» **Records for this task**:
* Begin *
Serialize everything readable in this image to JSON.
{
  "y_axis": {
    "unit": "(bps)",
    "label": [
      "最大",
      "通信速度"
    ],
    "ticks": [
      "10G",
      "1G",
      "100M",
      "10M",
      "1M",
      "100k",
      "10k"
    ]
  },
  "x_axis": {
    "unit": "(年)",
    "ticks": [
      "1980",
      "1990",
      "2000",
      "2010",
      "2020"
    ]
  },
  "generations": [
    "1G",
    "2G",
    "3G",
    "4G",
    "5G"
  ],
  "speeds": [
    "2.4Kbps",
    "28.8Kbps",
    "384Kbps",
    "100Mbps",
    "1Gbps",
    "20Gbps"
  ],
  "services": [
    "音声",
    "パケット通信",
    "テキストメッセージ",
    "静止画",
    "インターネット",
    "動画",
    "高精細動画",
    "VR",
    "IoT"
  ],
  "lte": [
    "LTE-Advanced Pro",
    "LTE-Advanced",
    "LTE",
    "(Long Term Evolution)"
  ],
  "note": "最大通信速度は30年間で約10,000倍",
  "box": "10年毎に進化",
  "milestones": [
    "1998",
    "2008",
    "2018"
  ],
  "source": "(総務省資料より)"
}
* End *
» **Short problem**: Please restate the records in full, word for word.

» **Output of the exercise**:
Serialize everything readable in this image to JSON.
{
  "y_axis": {
    "unit": "(bps)",
    "label": [
      "最大",
      "通信速度"
    ],
    "ticks": [
      "10G",
      "1G",
      "100M",
      "10M",
      "1M",
      "100k",
      "10k"
    ]
  },
  "x_axis": {
    "unit": "(年)",
    "ticks": [
      "1980",
      "1990",
      "2000",
      "2010",
      "2020"
    ]
  },
  "generations": [
    "1G",
    "2G",
    "3G",
    "4G",
    "5G"
  ],
  "speeds": [
    "2.4Kbps",
    "28.8Kbps",
    "384Kbps",
    "100Mbps",
    "1Gbps",
    "20Gbps"
  ],
  "services": [
    "音声",
    "パケット通信",
    "テキストメッセージ",
    "静止画",
    "インターネット",
    "動画",
    "高精細動画",
    "VR",
    "IoT"
  ],
  "lte": [
    "LTE-Advanced Pro",
    "LTE-Advanced",
    "LTE",
    "(Long Term Evolution)"
  ],
  "note": "最大通信速度は30年間で約10,000倍",
  "box": "10年毎に進化",
  "milestones": [
    "1998",
    "2008",
    "2018"
  ],
  "source": "(総務省資料より)"
}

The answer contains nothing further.